EXERCISE AIM –
Please give the data below again in full, exactly as it stands.

THE INPUT –

════

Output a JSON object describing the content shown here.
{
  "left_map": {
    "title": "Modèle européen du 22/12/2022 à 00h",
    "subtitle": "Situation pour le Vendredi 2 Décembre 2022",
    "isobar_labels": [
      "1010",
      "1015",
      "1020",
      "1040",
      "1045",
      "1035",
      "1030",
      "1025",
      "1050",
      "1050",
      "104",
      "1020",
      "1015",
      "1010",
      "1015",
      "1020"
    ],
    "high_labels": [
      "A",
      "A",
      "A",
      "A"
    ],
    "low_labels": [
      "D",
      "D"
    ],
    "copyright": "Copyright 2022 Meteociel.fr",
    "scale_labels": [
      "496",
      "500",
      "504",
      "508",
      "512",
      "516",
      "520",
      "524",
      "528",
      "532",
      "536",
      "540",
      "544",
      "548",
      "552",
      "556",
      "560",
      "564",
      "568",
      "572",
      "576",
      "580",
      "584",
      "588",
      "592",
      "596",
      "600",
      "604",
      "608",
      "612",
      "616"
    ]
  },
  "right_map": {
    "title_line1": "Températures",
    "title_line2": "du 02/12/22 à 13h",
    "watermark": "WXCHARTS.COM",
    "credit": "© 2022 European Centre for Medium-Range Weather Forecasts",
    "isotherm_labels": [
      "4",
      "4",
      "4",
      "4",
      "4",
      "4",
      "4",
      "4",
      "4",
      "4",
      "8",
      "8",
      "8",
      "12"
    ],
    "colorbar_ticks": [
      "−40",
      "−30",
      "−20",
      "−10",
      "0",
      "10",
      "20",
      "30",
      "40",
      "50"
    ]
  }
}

════

TASK ANSWER –
Output a JSON object describing the content shown here.
{
  "left_map": {
    "title": "Modèle européen du 22/12/2022 à 00h",
    "subtitle": "Situation pour le Vendredi 2 Décembre 2022",
    "isobar_labels": [
      "1010",
      "1015",
      "1020",
      "1040",
      "1045",
      "1035",
      "1030",
      "1025",
      "1050",
      "1050",
      "104",
      "1020",
      "1015",
      "1010",
      "1015",
      "1020"
    ],
    "high_labels": [
      "A",
      "A",
      "A",
      "A"
    ],
    "low_labels": [
      "D",
      "D"
    ],
    "copyright": "Copyright 2022 Meteociel.fr",
    "scale_labels": [
      "496",
      "500",
      "504",
      "508",
      "512",
      "516",
      "520",
      "524",
      "528",
      "532",
      "536",
      "540",
      "544",
      "548",
      "552",
      "556",
      "560",
      "564",
      "568",
      "572",
      "576",
      "580",
      "584",
      "588",
      "592",
      "596",
      "600",
      "604",
      "608",
      "612",
      "616"
    ]
  },
  "right_map": {
    "title_line1": "Températures",
    "title_line2": "du 02/12/22 à 13h",
    "watermark": "WXCHARTS.COM",
    "credit": "© 2022 European Centre for Medium-Range Weather Forecasts",
    "isotherm_labels": [
      "4",
      "4",
      "4",
      "4",
      "4",
      "4",
      "4",
      "4",
      "4",
      "4",
      "8",
      "8",
      "8",
      "12"
    ],
    "colorbar_ticks": [
      "−40",
      "−30",
      "−20",
      "−10",
      "0",
      "10",
      "20",
      "30",
      "40",
      "50"
    ]
  }
}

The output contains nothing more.